──────── Data shown
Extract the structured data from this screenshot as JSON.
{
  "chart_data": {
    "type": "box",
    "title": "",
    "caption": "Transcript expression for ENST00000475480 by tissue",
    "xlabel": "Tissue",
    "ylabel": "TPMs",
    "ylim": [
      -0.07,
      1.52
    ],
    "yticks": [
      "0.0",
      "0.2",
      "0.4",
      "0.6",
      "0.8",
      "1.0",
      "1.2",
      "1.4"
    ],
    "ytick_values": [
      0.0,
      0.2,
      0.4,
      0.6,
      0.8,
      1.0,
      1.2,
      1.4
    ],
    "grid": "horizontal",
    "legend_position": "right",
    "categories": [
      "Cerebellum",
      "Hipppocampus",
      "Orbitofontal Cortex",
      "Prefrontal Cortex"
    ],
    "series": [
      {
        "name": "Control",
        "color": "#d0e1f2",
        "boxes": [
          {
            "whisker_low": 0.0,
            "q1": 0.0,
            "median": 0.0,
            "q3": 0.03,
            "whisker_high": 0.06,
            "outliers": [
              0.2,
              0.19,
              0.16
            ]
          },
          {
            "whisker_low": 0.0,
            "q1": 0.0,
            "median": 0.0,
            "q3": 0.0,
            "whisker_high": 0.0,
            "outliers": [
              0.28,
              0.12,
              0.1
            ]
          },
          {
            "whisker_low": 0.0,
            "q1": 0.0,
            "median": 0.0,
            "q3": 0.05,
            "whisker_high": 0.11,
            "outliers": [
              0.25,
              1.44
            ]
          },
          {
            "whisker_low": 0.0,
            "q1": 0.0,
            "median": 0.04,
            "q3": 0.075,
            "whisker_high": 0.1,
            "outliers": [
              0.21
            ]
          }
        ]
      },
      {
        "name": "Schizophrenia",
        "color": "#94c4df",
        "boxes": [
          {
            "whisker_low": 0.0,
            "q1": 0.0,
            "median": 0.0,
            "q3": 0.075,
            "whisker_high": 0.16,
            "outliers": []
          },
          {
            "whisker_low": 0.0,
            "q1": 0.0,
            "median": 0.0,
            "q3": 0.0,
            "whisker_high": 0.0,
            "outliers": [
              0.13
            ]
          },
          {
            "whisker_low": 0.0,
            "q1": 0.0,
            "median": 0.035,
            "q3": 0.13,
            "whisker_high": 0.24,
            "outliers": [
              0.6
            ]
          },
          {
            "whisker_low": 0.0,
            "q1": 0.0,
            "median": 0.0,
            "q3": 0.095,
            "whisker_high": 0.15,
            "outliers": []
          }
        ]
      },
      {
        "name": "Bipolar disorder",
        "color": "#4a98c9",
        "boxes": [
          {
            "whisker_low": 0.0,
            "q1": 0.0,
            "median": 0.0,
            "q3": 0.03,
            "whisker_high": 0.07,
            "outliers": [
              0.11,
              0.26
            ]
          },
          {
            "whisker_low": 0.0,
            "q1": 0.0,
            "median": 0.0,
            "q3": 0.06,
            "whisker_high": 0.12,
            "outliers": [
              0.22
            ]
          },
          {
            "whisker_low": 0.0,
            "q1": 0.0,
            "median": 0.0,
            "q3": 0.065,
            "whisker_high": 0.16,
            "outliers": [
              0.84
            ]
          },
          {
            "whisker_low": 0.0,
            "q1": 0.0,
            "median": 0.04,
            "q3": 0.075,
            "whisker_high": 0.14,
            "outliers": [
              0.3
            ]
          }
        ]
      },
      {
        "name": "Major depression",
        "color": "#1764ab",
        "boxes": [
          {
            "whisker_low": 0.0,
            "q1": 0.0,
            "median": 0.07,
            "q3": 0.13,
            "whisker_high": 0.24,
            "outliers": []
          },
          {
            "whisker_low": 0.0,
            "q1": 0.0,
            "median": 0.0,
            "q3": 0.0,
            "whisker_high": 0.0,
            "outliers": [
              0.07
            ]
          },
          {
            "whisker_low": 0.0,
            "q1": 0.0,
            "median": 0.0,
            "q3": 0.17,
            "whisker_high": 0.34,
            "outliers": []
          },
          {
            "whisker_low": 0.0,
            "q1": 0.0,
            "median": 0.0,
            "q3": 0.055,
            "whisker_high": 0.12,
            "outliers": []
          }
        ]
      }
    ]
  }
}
────────────────
──────── Data shown
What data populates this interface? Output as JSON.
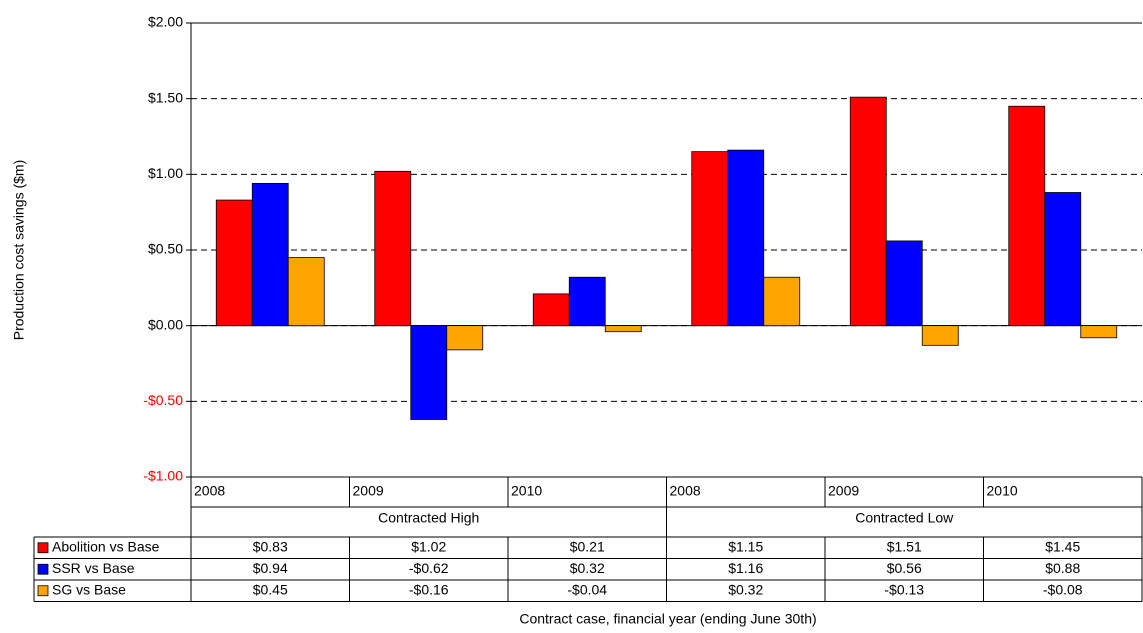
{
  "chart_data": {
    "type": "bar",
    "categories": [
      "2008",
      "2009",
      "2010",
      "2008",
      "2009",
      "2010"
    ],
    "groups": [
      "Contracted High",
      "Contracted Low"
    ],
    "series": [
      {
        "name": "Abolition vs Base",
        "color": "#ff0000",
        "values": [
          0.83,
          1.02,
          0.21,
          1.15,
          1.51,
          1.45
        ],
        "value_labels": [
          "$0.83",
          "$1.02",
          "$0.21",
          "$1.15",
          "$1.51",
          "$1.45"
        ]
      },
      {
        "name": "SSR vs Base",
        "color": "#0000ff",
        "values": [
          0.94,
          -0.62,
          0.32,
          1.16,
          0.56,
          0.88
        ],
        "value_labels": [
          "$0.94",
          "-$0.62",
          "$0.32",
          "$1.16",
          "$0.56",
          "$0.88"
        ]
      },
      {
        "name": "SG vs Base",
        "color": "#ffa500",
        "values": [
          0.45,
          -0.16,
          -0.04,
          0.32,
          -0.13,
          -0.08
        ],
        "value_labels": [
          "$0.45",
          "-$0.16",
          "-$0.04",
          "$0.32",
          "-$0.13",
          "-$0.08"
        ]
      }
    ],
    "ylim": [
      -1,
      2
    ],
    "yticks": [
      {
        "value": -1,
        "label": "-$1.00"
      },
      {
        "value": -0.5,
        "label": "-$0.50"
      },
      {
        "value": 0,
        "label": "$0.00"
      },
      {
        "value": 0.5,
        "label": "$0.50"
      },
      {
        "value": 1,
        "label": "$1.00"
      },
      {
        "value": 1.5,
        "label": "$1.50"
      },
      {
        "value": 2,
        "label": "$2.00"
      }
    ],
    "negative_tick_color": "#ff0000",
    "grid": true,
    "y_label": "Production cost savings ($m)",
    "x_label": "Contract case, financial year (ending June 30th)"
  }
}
────────────────
*Task objective*
Find every line of the data that holds the string "name", then say how many there are and nothing else.

*Exercise result*
7